● **Problem description**
In the conversation transcript, who is called "a friend of the show"?

Oh, whoa, whoa, whoa, whoa, whoa, whoa, whoa.
It's funny, we got so far down, and I'm thinking with who else, but yeah, I think that
at some point, I mean, obviously the optics are insane now, and no one would get that far along,
you know what I mean? Like, at some point someone would be like, "I don't know if you want to
have this on social media that you went and did this," but obviously it was a different time.
Well, a lot of people would love to have that on their social media.
Yeah, but I think that even then, it's just interesting to think about.
"Tyler the Creator issues apology after US military propaganda trip."
Guys, I'm sorry, some random 15-year-old kid in DC invited me on this.
I thought it was kind of like a cool punk rock thing. I was so wrong.
I mean, you know.
I got a DM from a 15-year-old.
A friend of the show, Kid Rock, would totally jump at that opportunity.
Right, of course.
He'd love it.
Oh my God.
That's amazing, man.
I haven't thought about this in so long. I mean...
I've never heard the part about the...
The trip.
...the booking the trip and doing the trip.

● **Information given**

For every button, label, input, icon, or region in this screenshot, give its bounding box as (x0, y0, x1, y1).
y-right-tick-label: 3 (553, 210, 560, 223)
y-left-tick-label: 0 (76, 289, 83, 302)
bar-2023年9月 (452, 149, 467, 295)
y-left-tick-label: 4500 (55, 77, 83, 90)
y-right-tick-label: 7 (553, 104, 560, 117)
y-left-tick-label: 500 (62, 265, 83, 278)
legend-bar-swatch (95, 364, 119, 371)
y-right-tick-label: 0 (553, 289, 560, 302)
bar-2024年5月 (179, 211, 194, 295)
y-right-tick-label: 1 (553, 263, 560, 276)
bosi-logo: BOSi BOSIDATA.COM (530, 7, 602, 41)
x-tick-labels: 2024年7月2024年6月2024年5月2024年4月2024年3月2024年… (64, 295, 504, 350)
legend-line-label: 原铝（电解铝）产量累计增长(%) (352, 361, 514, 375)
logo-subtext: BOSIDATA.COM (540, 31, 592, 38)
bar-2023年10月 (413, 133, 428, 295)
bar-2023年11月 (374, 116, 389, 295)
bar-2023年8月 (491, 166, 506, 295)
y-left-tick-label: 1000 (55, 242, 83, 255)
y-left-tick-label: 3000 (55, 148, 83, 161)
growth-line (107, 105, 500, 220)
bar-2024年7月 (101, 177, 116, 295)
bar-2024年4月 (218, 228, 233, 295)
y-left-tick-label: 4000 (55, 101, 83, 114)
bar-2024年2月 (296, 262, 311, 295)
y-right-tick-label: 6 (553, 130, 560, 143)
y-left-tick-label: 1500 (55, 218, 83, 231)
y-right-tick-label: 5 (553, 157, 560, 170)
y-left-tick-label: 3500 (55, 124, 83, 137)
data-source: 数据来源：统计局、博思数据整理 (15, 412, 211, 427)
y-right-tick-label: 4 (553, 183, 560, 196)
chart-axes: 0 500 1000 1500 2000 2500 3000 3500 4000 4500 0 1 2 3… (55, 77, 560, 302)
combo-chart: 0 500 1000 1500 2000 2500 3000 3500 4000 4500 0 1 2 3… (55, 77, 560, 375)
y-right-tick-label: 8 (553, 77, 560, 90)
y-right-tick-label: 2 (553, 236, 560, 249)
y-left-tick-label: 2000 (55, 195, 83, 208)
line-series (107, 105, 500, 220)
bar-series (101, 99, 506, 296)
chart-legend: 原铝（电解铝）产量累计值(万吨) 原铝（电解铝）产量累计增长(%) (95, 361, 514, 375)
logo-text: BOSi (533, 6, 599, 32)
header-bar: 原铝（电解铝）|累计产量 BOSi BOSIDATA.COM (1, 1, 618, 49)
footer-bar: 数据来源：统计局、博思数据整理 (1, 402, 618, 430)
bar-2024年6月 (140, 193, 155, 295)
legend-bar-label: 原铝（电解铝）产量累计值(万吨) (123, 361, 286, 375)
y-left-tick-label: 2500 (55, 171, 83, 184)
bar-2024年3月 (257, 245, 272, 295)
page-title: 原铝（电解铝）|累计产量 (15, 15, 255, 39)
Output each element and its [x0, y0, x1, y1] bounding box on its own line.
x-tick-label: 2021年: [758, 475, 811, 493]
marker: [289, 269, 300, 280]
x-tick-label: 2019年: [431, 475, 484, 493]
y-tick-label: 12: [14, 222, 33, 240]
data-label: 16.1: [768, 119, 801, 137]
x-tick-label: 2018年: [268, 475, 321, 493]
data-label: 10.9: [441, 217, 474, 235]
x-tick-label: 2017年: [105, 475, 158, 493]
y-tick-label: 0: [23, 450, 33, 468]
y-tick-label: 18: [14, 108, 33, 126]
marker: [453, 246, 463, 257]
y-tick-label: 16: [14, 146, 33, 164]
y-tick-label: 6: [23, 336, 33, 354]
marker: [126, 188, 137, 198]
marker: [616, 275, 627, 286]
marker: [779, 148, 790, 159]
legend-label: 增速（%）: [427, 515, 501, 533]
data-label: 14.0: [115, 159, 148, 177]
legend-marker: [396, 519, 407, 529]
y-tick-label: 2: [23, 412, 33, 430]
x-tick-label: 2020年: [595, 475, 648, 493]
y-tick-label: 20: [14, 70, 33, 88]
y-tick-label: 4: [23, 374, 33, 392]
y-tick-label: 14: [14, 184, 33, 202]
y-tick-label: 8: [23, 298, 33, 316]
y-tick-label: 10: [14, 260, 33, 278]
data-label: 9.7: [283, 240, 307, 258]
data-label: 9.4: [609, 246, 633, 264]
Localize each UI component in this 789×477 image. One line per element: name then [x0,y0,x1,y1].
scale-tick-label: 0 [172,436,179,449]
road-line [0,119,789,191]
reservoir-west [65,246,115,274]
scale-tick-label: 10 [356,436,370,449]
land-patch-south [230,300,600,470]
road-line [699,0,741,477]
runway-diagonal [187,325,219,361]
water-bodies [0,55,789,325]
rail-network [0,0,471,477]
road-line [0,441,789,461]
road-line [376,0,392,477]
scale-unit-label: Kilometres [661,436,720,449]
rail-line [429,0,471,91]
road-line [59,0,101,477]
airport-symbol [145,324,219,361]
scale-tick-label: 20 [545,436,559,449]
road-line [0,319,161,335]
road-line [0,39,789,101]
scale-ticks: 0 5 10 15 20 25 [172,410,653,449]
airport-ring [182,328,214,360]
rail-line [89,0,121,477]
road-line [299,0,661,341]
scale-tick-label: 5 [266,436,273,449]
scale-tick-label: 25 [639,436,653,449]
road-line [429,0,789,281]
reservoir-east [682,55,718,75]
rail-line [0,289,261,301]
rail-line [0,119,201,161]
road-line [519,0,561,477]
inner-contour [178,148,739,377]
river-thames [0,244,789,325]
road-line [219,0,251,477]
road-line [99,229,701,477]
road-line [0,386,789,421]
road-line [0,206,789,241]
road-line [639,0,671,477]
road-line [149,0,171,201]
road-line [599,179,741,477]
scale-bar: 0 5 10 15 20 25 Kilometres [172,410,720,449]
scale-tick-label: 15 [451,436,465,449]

● **Response**
Kid Rock.